_Work to do:_ Rewrite the rows, starting at the beginning and ending at the row that contains "facet-strip-row-4 bbox=[1470, 176, 1520, 329]", with "legend-title" replaced by "legend-heading" and everything else left unchanged.

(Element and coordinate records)
******

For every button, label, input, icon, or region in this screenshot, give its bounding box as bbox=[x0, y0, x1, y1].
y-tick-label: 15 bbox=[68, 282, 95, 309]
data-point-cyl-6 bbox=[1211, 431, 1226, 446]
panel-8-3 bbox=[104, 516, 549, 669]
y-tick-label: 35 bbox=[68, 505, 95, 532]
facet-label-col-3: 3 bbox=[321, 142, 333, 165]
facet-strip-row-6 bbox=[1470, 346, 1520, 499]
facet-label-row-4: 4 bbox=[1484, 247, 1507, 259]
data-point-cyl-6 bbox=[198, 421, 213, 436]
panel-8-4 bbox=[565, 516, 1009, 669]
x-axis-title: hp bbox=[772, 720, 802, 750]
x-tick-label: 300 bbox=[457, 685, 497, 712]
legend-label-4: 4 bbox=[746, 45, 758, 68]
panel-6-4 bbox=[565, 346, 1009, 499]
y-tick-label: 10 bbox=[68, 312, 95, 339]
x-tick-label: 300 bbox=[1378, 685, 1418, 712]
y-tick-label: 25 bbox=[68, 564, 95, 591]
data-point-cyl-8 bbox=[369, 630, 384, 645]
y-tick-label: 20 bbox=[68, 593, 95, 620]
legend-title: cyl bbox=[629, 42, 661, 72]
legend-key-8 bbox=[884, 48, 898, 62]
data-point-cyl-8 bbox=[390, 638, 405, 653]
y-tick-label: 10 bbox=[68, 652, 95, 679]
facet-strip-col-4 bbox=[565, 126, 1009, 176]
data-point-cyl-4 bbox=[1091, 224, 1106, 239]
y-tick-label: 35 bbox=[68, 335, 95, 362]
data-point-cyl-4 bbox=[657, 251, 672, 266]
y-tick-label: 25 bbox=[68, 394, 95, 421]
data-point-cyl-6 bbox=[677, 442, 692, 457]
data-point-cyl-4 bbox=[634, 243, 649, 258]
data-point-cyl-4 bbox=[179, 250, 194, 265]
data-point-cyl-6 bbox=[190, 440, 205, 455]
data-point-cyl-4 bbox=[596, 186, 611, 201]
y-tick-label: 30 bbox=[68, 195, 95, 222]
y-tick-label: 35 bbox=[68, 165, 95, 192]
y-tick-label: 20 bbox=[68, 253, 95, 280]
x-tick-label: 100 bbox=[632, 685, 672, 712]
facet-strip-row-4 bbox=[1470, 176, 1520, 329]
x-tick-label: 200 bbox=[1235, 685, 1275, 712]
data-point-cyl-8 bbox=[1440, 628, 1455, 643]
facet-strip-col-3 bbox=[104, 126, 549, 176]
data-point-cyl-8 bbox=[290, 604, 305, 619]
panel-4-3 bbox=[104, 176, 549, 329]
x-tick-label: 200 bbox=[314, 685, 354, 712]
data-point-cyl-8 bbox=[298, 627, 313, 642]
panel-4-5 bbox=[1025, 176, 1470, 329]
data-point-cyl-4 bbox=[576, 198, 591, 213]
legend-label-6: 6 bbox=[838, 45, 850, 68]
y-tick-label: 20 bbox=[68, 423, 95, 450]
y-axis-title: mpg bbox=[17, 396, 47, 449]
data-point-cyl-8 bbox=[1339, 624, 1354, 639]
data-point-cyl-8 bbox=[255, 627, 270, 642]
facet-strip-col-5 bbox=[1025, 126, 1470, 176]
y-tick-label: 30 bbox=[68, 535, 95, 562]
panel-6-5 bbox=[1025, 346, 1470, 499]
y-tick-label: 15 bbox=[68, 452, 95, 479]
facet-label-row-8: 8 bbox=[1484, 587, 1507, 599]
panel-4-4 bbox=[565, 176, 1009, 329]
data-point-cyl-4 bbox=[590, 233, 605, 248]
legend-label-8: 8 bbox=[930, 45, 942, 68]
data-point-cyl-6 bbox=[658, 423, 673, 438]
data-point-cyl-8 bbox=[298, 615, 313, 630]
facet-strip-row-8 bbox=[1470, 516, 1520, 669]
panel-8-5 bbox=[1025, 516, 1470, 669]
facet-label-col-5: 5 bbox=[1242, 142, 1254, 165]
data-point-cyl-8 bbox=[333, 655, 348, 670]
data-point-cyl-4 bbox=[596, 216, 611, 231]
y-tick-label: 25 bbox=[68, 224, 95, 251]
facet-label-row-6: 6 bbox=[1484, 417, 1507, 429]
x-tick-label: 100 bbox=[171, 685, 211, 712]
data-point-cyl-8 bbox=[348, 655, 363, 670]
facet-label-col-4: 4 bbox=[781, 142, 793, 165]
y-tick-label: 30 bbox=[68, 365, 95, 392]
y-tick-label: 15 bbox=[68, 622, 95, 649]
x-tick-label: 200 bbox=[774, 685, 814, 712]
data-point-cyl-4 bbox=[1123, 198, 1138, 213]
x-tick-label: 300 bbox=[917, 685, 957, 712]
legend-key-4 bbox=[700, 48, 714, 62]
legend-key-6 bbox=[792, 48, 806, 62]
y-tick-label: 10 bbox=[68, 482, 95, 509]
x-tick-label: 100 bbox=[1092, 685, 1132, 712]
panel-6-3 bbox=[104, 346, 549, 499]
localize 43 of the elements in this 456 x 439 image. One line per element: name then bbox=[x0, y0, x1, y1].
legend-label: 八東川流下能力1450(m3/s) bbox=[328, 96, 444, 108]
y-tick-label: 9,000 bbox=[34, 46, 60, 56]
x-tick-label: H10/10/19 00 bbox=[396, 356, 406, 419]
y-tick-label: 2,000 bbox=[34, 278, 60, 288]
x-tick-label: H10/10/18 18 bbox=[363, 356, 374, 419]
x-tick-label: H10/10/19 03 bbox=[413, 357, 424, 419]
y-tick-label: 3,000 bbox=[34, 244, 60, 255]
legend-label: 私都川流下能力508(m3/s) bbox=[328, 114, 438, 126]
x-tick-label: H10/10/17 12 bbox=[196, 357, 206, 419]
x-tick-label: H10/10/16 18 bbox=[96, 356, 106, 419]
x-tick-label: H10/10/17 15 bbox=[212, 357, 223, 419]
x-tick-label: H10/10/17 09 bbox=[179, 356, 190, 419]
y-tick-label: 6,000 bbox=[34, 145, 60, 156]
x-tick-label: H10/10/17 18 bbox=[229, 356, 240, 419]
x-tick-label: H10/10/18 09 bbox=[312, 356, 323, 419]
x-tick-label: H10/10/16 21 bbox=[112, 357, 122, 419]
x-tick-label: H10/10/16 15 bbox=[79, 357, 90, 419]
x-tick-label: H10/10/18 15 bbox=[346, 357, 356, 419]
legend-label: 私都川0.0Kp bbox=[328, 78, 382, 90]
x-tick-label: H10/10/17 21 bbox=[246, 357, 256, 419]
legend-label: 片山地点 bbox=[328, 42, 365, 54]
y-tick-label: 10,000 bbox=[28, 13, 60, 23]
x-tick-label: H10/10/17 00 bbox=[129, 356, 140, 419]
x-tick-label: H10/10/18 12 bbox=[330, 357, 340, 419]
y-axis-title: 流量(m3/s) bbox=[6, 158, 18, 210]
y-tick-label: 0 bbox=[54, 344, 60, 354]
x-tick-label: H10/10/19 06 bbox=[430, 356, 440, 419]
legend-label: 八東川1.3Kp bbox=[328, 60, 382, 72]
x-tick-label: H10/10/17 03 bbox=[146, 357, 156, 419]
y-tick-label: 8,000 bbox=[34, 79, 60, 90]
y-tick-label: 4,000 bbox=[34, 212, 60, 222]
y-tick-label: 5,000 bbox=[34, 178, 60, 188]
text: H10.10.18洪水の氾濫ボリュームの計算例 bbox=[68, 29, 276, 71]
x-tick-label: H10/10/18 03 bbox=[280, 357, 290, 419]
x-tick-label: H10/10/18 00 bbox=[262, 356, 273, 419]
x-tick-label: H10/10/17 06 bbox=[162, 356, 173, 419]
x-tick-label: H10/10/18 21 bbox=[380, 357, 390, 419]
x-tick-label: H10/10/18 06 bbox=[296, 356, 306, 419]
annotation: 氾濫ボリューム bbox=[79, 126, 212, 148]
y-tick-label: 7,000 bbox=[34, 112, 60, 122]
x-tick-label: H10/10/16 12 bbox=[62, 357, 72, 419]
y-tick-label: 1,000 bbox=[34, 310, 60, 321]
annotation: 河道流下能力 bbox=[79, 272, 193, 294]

******

_Answer for the task:_
For every button, label, input, icon, or region in this screenshot, give its bounding box as bbox=[x0, y0, x1, y1].
y-tick-label: 15 bbox=[68, 282, 95, 309]
data-point-cyl-6 bbox=[1211, 431, 1226, 446]
panel-8-3 bbox=[104, 516, 549, 669]
y-tick-label: 35 bbox=[68, 505, 95, 532]
facet-label-col-3: 3 bbox=[321, 142, 333, 165]
facet-strip-row-6 bbox=[1470, 346, 1520, 499]
facet-label-row-4: 4 bbox=[1484, 247, 1507, 259]
data-point-cyl-6 bbox=[198, 421, 213, 436]
panel-8-4 bbox=[565, 516, 1009, 669]
x-axis-title: hp bbox=[772, 720, 802, 750]
x-tick-label: 300 bbox=[457, 685, 497, 712]
legend-label-4: 4 bbox=[746, 45, 758, 68]
panel-6-4 bbox=[565, 346, 1009, 499]
y-tick-label: 10 bbox=[68, 312, 95, 339]
x-tick-label: 300 bbox=[1378, 685, 1418, 712]
y-tick-label: 25 bbox=[68, 564, 95, 591]
data-point-cyl-8 bbox=[369, 630, 384, 645]
y-tick-label: 20 bbox=[68, 593, 95, 620]
legend-heading: cyl bbox=[629, 42, 661, 72]
legend-key-8 bbox=[884, 48, 898, 62]
data-point-cyl-8 bbox=[390, 638, 405, 653]
y-tick-label: 10 bbox=[68, 652, 95, 679]
facet-strip-col-4 bbox=[565, 126, 1009, 176]
data-point-cyl-4 bbox=[1091, 224, 1106, 239]
y-tick-label: 35 bbox=[68, 335, 95, 362]
data-point-cyl-4 bbox=[657, 251, 672, 266]
y-tick-label: 25 bbox=[68, 394, 95, 421]
data-point-cyl-6 bbox=[677, 442, 692, 457]
data-point-cyl-4 bbox=[634, 243, 649, 258]
data-point-cyl-4 bbox=[179, 250, 194, 265]
data-point-cyl-6 bbox=[190, 440, 205, 455]
data-point-cyl-4 bbox=[596, 186, 611, 201]
y-tick-label: 30 bbox=[68, 195, 95, 222]
y-tick-label: 35 bbox=[68, 165, 95, 192]
y-tick-label: 20 bbox=[68, 253, 95, 280]
x-tick-label: 100 bbox=[632, 685, 672, 712]
facet-strip-row-4 bbox=[1470, 176, 1520, 329]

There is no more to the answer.